> [Stated goal]:
All of the records below need to be copied exactly.

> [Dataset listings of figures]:
════

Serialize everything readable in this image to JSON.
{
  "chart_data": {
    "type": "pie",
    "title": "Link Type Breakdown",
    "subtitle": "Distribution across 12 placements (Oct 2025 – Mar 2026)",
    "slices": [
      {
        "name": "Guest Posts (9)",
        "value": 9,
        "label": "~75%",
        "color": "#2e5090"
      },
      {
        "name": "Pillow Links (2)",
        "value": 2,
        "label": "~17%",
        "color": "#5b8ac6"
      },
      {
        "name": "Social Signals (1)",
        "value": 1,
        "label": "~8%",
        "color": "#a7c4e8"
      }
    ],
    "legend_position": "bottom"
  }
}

════

> [Task response]:
Serialize everything readable in this image to JSON.
{
  "chart_data": {
    "type": "pie",
    "title": "Link Type Breakdown",
    "subtitle": "Distribution across 12 placements (Oct 2025 – Mar 2026)",
    "slices": [
      {
        "name": "Guest Posts (9)",
        "value": 9,
        "label": "~75%",
        "color": "#2e5090"
      },
      {
        "name": "Pillow Links (2)",
        "value": 2,
        "label": "~17%",
        "color": "#5b8ac6"
      },
      {
        "name": "Social Signals (1)",
        "value": 1,
        "label": "~8%",
        "color": "#a7c4e8"
      }
    ],
    "legend_position": "bottom"
  }
}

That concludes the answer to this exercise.